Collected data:
──────────────────────────────

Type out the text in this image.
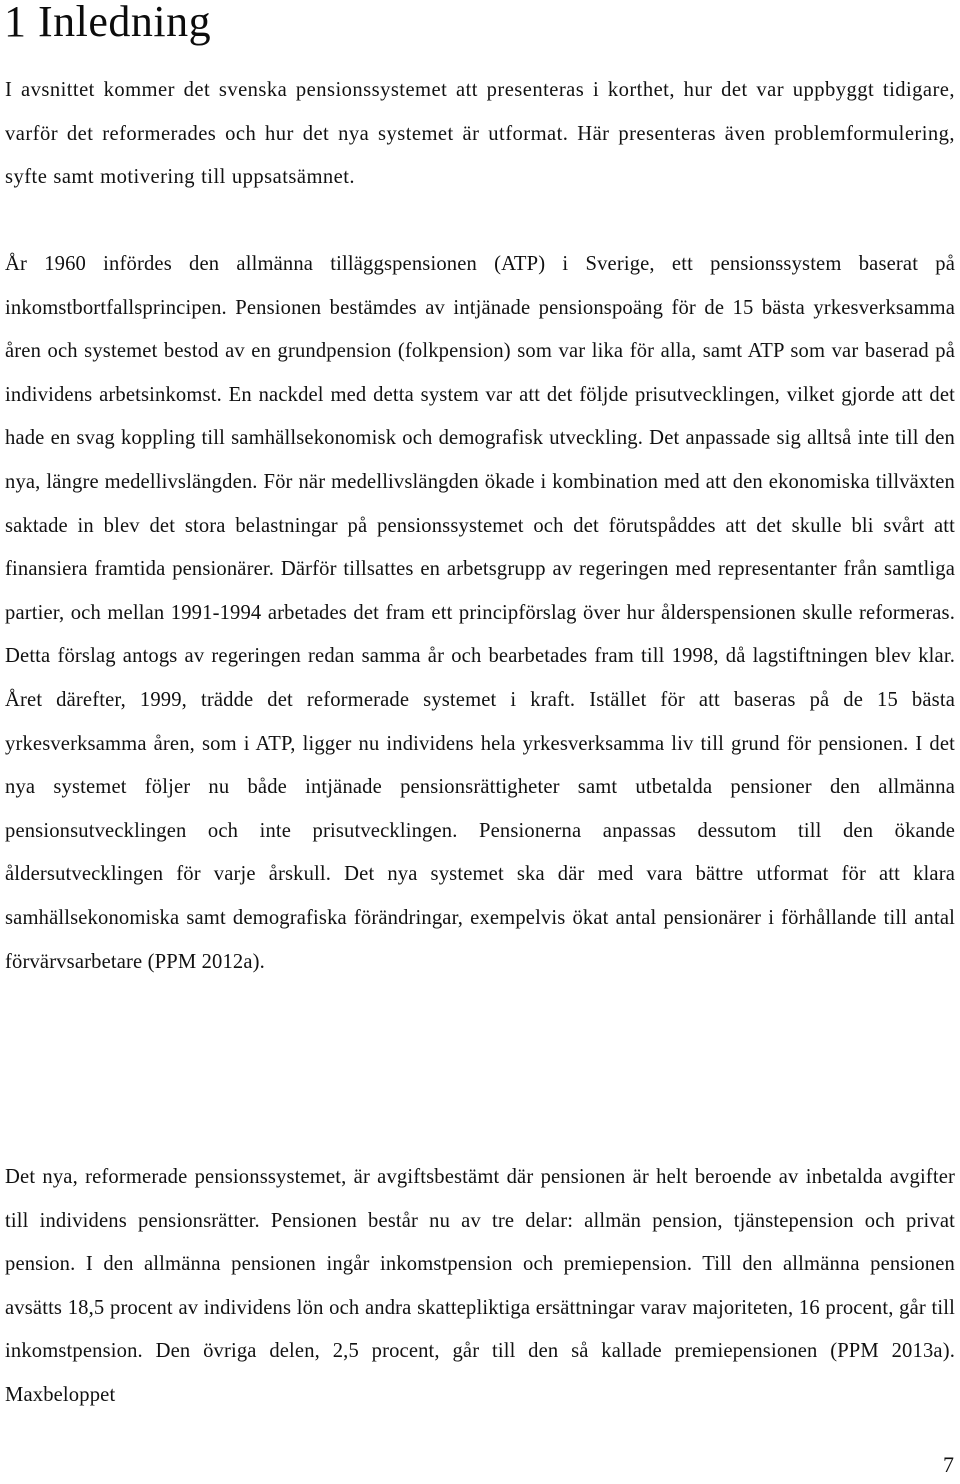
1 Inledning

I avsnittet kommer det svenska pensionssystemet att presenteras i korthet, hur det var uppbyggt tidigare, varför det reformerades och hur det nya systemet är utformat. Här presenteras även problemformulering, syfte samt motivering till uppsatsämnet.

År 1960 infördes den allmänna tilläggspensionen (ATP) i Sverige, ett pensionssystem baserat på inkomstbortfallsprincipen. Pensionen bestämdes av intjänade pensionspoäng för de 15 bästa yrkesverksamma åren och systemet bestod av en grundpension (folkpension) som var lika för alla, samt ATP som var baserad på individens arbetsinkomst. En nackdel med detta system var att det följde prisutvecklingen, vilket gjorde att det hade en svag koppling till samhällsekonomisk och demografisk utveckling. Det anpassade sig alltså inte till den nya, längre medellivslängden. För när medellivslängden ökade i kombination med att den ekonomiska tillväxten saktade in blev det stora belastningar på pensionssystemet och det förutspåddes att det skulle bli svårt att finansiera framtida pensionärer. Därför tillsattes en arbetsgrupp av regeringen med representanter från samtliga partier, och mellan 1991-1994 arbetades det fram ett principförslag över hur ålderspensionen skulle reformeras. Detta förslag antogs av regeringen redan samma år och bearbetades fram till 1998, då lagstiftningen blev klar. Året därefter, 1999, trädde det reformerade systemet i kraft. Istället för att baseras på de 15 bästa yrkesverksamma åren, som i ATP, ligger nu individens hela yrkesverksamma liv till grund för pensionen. I det nya systemet följer nu både intjänade pensionsrättigheter samt utbetalda pensioner den allmänna pensionsutvecklingen och inte prisutvecklingen. Pensionerna anpassas dessutom till den ökande åldersutvecklingen för varje årskull. Det nya systemet ska där med vara bättre utformat för att klara samhällsekonomiska samt demografiska förändringar, exempelvis ökat antal pensionärer i förhållande till antal förvärvsarbetare (PPM 2012a).

Det nya, reformerade pensionssystemet, är avgiftsbestämt där pensionen är helt beroende av inbetalda avgifter till individens pensionsrätter. Pensionen består nu av tre delar: allmän pension, tjänstepension och privat pension. I den allmänna pensionen ingår inkomstpension och premiepension. Till den allmänna pensionen avsätts 18,5 procent av individens lön och andra skattepliktiga ersättningar varav majoriteten, 16 procent, går till inkomstpension. Den övriga delen, 2,5 procent, går till den så kallade premiepensionen (PPM 2013a). Maxbeloppet

7
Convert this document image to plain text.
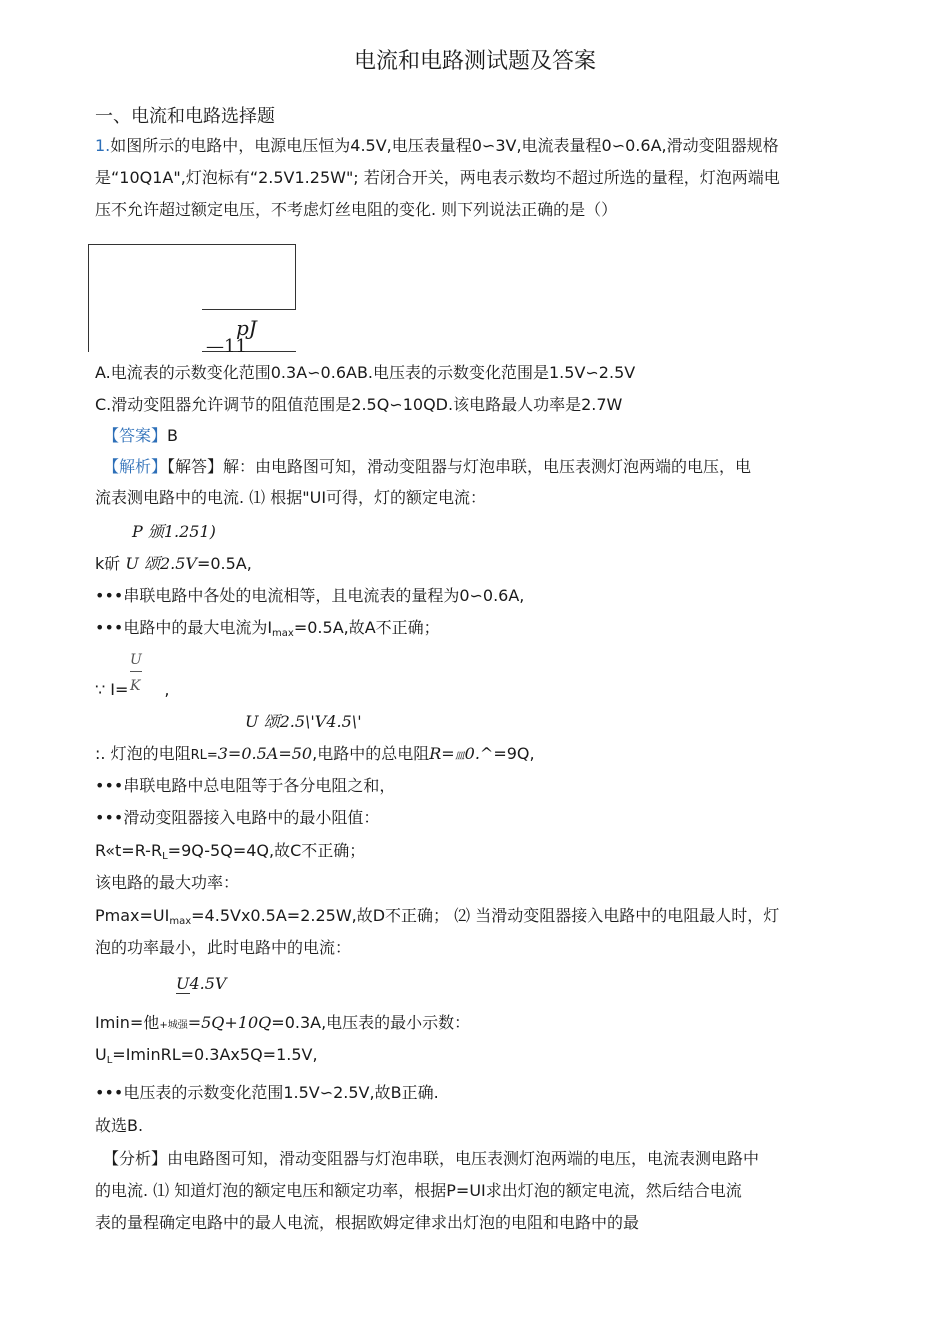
电流和电路测试题及答案
一、电流和电路选择题
1.如图所示的电路中，电源电压恒为4.5V,电压表量程0∽3V,电流表量程0∽0.6A,滑动变阻器规格
是“10Q1A",灯泡标有“2.5V1.25W"; 若闭合开关，两电表示数均不超过所选的量程，灯泡两端电
压不允许超过额定电压，不考虑灯丝电阻的变化. 则下列说法正确的是（）
pJ
—11
A.电流表的示数变化范围0.3A∽0.6AB.电压表的示数变化范围是1.5V∽2.5V
C.滑动变阻器允许调节的阻值范围是2.5Q∽10QD.该电路最人功率是2.7W
【答案】B
【解析】【解答】解：由电路图可知，滑动变阻器与灯泡串联，电压表测灯泡两端的电压，电
流表测电路中的电流. ⑴ 根据"UI可得，灯的额定电流：
P 颁1.251)
k斫 U 颂2.5V=0.5A,
•••串联电路中各处的电流相等，且电流表的量程为0∽0.6A,
•••电路中的最大电流为$I_{max}=0.5A$,故A不正确；
U
K
∵ I= ,
U 颂2.5\'V4.5\'
:. 灯泡的电阻RL=3=0.5A=50,电路中的总电阻R=皿0.^=9Q,
•••串联电路中总电阻等于各分电阻之和，
•••滑动变阻器接入电路中的最小阻值：
$R«t=R-R_L=9Q-5Q=4Q$,故C不正确；
该电路的最大功率：
$Pmax=UI_{max}=4.5Vx0.5A=2.25W$,故D不正确； ⑵ 当滑动变阻器接入电路中的电阻最人时，灯
泡的功率最小，此时电路中的电流：
U4.5V
Imin=他+城强=5Q+10Q=0.3A,电压表的最小示数：
$U_L=IminRL=0.3Ax5Q=1.5V$,
•••电压表的示数变化范围1.5V∽2.5V,故B正确.
故选B.
【分析】由电路图可知，滑动变阻器与灯泡串联，电压表测灯泡两端的电压，电流表测电路中
的电流. ⑴ 知道灯泡的额定电压和额定功率，根据P=UI求出灯泡的额定电流，然后结合电流
表的量程确定电路中的最人电流，根据欧姆定律求出灯泡的电阻和电路中的最
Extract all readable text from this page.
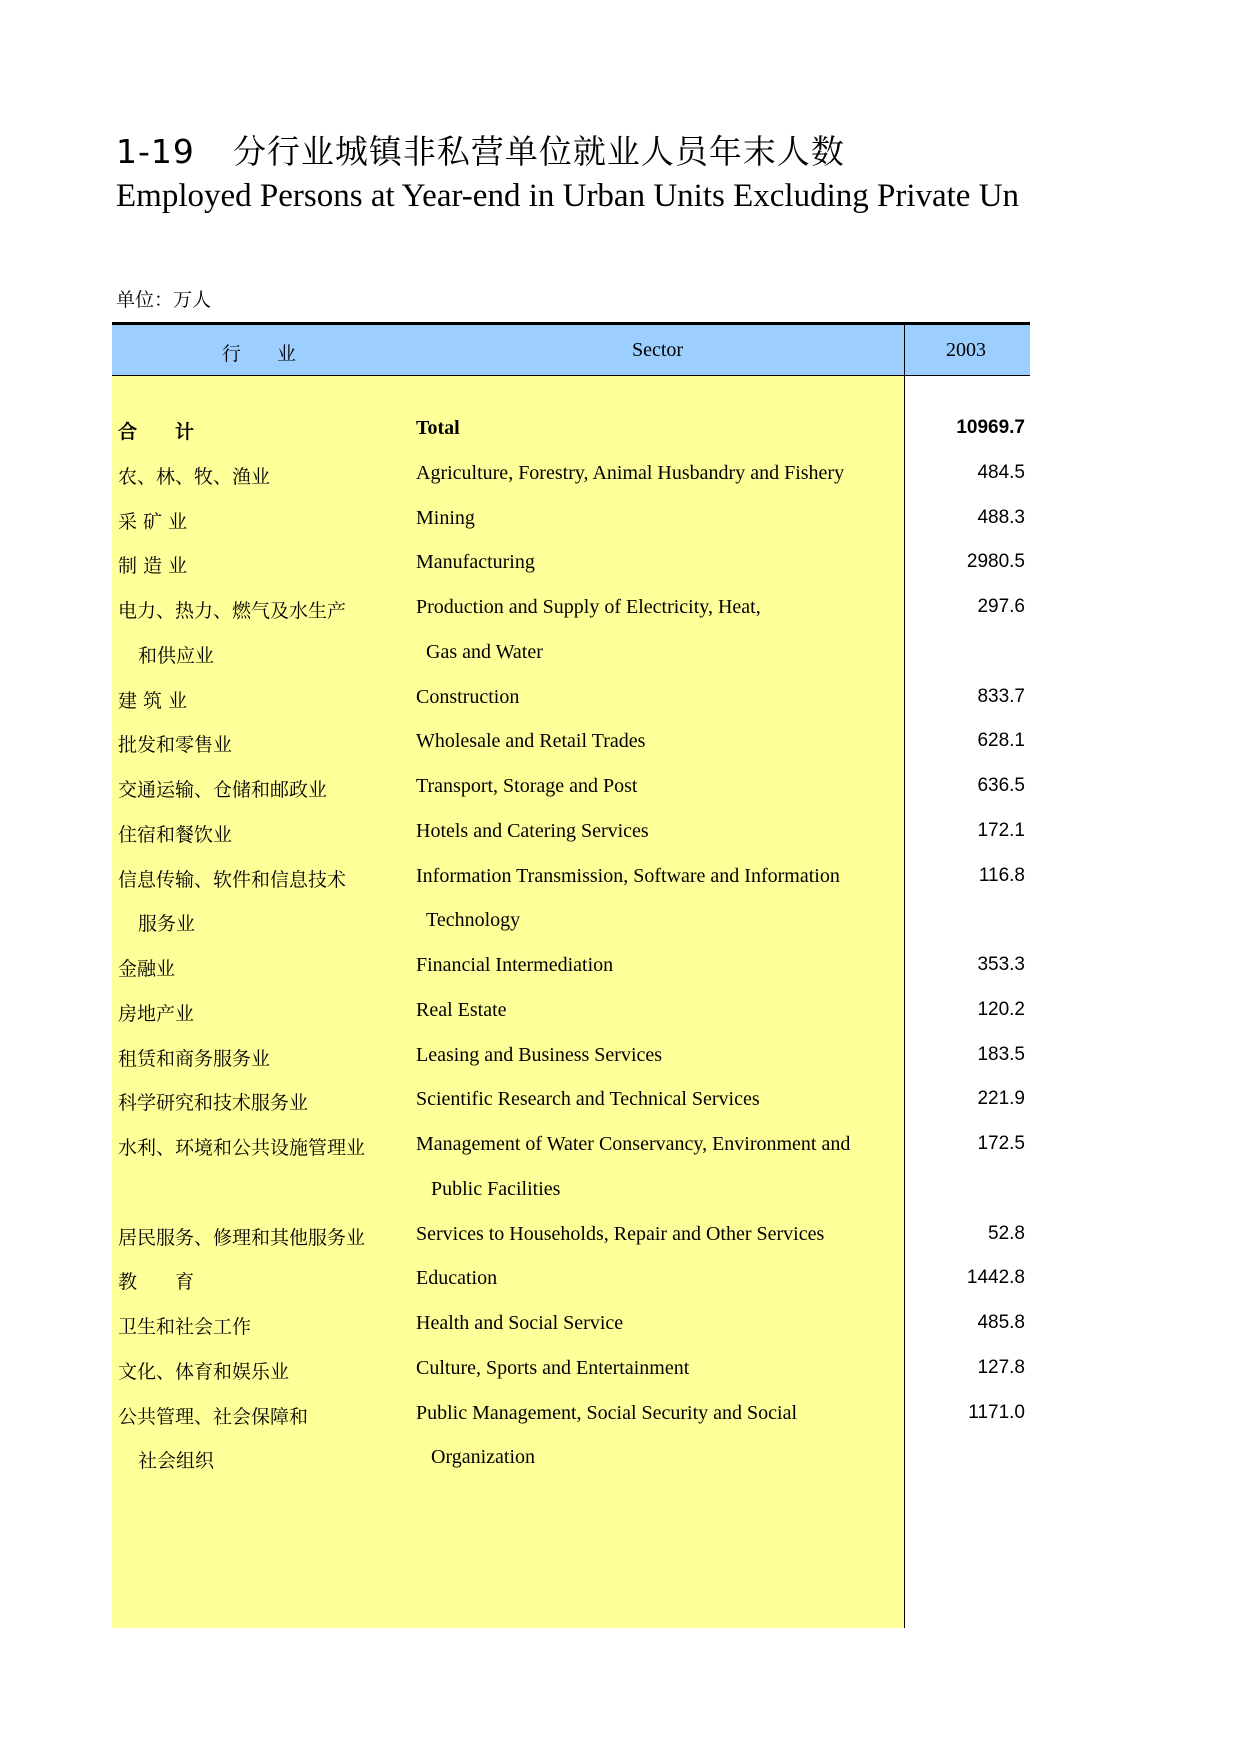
1-19 分行业城镇非私营单位就业人员年末人数
Employed Persons at Year-end in Urban Units Excluding Private Un
单位：万人
行 业	Sector	2003
合　　计	Total	10969.7
农、林、牧、渔业	Agriculture, Forestry, Animal Husbandry and Fishery	484.5
采 矿 业	Mining	488.3
制 造 业	Manufacturing	2980.5
电力、热力、燃气及水生产	Production and Supply of Electricity, Heat,	297.6
和供应业	Gas and Water
建 筑 业	Construction	833.7
批发和零售业	Wholesale and Retail Trades	628.1
交通运输、仓储和邮政业	Transport, Storage and Post	636.5
住宿和餐饮业	Hotels and Catering Services	172.1
信息传输、软件和信息技术	Information Transmission, Software and Information	116.8
服务业	Technology
金融业	Financial Intermediation	353.3
房地产业	Real Estate	120.2
租赁和商务服务业	Leasing and Business Services	183.5
科学研究和技术服务业	Scientific Research and Technical Services	221.9
水利、环境和公共设施管理业	Management of Water Conservancy, Environment and	172.5
Public Facilities
居民服务、修理和其他服务业	Services to Households, Repair and Other Services	52.8
教　　育	Education	1442.8
卫生和社会工作	Health and Social Service	485.8
文化、体育和娱乐业	Culture, Sports and Entertainment	127.8
公共管理、社会保障和	Public Management, Social Security and Social	1171.0
社会组织	Organization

──────────────────────────────

YOUR INSTRUCTIONS: Repeat each entry exactly as given; no pictures belong in the copy.

THE ANSWER:
Type out the text in this image.
1 Inledning

I avsnittet kommer det svenska pensionssystemet att presenteras i korthet, hur det var uppbyggt tidigare, varför det reformerades och hur det nya systemet är utformat. Här presenteras även problemformulering, syfte samt motivering till uppsatsämnet.

År 1960 infördes den allmänna tilläggspensionen (ATP) i Sverige, ett pensionssystem baserat på inkomstbortfallsprincipen. Pensionen bestämdes av intjänade pensionspoäng för de 15 bästa yrkesverksamma åren och systemet bestod av en grundpension (folkpension) som var lika för alla, samt ATP som var baserad på individens arbetsinkomst. En nackdel med detta system var att det följde prisutvecklingen, vilket gjorde att det hade en svag koppling till samhällsekonomisk och demografisk utveckling. Det anpassade sig alltså inte till den nya, längre medellivslängden. För när medellivslängden ökade i kombination med att den ekonomiska tillväxten saktade in blev det stora belastningar på pensionssystemet och det förutspåddes att det skulle bli svårt att finansiera framtida pensionärer. Därför tillsattes en arbetsgrupp av regeringen med representanter från samtliga partier, och mellan 1991-1994 arbetades det fram ett principförslag över hur ålderspensionen skulle reformeras. Detta förslag antogs av regeringen redan samma år och bearbetades fram till 1998, då lagstiftningen blev klar. Året därefter, 1999, trädde det reformerade systemet i kraft. Istället för att baseras på de 15 bästa yrkesverksamma åren, som i ATP, ligger nu individens hela yrkesverksamma liv till grund för pensionen. I det nya systemet följer nu både intjänade pensionsrättigheter samt utbetalda pensioner den allmänna pensionsutvecklingen och inte prisutvecklingen. Pensionerna anpassas dessutom till den ökande åldersutvecklingen för varje årskull. Det nya systemet ska där med vara bättre utformat för att klara samhällsekonomiska samt demografiska förändringar, exempelvis ökat antal pensionärer i förhållande till antal förvärvsarbetare (PPM 2012a).

Det nya, reformerade pensionssystemet, är avgiftsbestämt där pensionen är helt beroende av inbetalda avgifter till individens pensionsrätter. Pensionen består nu av tre delar: allmän pension, tjänstepension och privat pension. I den allmänna pensionen ingår inkomstpension och premiepension. Till den allmänna pensionen avsätts 18,5 procent av individens lön och andra skattepliktiga ersättningar varav majoriteten, 16 procent, går till inkomstpension. Den övriga delen, 2,5 procent, går till den så kallade premiepensionen (PPM 2013a). Maxbeloppet

7
Convert this document image to plain text.
电流和电路测试题及答案
一、电流和电路选择题
1.如图所示的电路中，电源电压恒为4.5V,电压表量程0∽3V,电流表量程0∽0.6A,滑动变阻器规格
是“10Q1A",灯泡标有“2.5V1.25W"; 若闭合开关，两电表示数均不超过所选的量程，灯泡两端电
压不允许超过额定电压，不考虑灯丝电阻的变化. 则下列说法正确的是（）
pJ
—11
A.电流表的示数变化范围0.3A∽0.6AB.电压表的示数变化范围是1.5V∽2.5V
C.滑动变阻器允许调节的阻值范围是2.5Q∽10QD.该电路最人功率是2.7W
【答案】B
【解析】【解答】解：由电路图可知，滑动变阻器与灯泡串联，电压表测灯泡两端的电压，电
流表测电路中的电流. ⑴ 根据"UI可得，灯的额定电流：
P 颁1.251)
k斫 U 颂2.5V=0.5A,
•••串联电路中各处的电流相等，且电流表的量程为0∽0.6A,
•••电路中的最大电流为$I_{max}=0.5A$,故A不正确；
U
K
∵ I= ,
U 颂2.5\'V4.5\'
:. 灯泡的电阻RL=3=0.5A=50,电路中的总电阻R=皿0.^=9Q,
•••串联电路中总电阻等于各分电阻之和，
•••滑动变阻器接入电路中的最小阻值：
$R«t=R-R_L=9Q-5Q=4Q$,故C不正确；
该电路的最大功率：
$Pmax=UI_{max}=4.5Vx0.5A=2.25W$,故D不正确； ⑵ 当滑动变阻器接入电路中的电阻最人时，灯
泡的功率最小，此时电路中的电流：
U4.5V
Imin=他+城强=5Q+10Q=0.3A,电压表的最小示数：
$U_L=IminRL=0.3Ax5Q=1.5V$,
•••电压表的示数变化范围1.5V∽2.5V,故B正确.
故选B.
【分析】由电路图可知，滑动变阻器与灯泡串联，电压表测灯泡两端的电压，电流表测电路中
的电流. ⑴ 知道灯泡的额定电压和额定功率，根据P=UI求出灯泡的额定电流，然后结合电流
表的量程确定电路中的最人电流，根据欧姆定律求出灯泡的电阻和电路中的最
Extract all readable text from this page.
1-19 分行业城镇非私营单位就业人员年末人数
Employed Persons at Year-end in Urban Units Excluding Private Un
单位：万人
行 业	Sector	2003
合　　计	Total	10969.7
农、林、牧、渔业	Agriculture, Forestry, Animal Husbandry and Fishery	484.5
采 矿 业	Mining	488.3
制 造 业	Manufacturing	2980.5
电力、热力、燃气及水生产	Production and Supply of Electricity, Heat,	297.6
和供应业	Gas and Water
建 筑 业	Construction	833.7
批发和零售业	Wholesale and Retail Trades	628.1
交通运输、仓储和邮政业	Transport, Storage and Post	636.5
住宿和餐饮业	Hotels and Catering Services	172.1
信息传输、软件和信息技术	Information Transmission, Software and Information	116.8
服务业	Technology
金融业	Financial Intermediation	353.3
房地产业	Real Estate	120.2
租赁和商务服务业	Leasing and Business Services	183.5
科学研究和技术服务业	Scientific Research and Technical Services	221.9
水利、环境和公共设施管理业	Management of Water Conservancy, Environment and	172.5
Public Facilities
居民服务、修理和其他服务业	Services to Households, Repair and Other Services	52.8
教　　育	Education	1442.8
卫生和社会工作	Health and Social Service	485.8
文化、体育和娱乐业	Culture, Sports and Entertainment	127.8
公共管理、社会保障和	Public Management, Social Security and Social	1171.0
社会组织	Organization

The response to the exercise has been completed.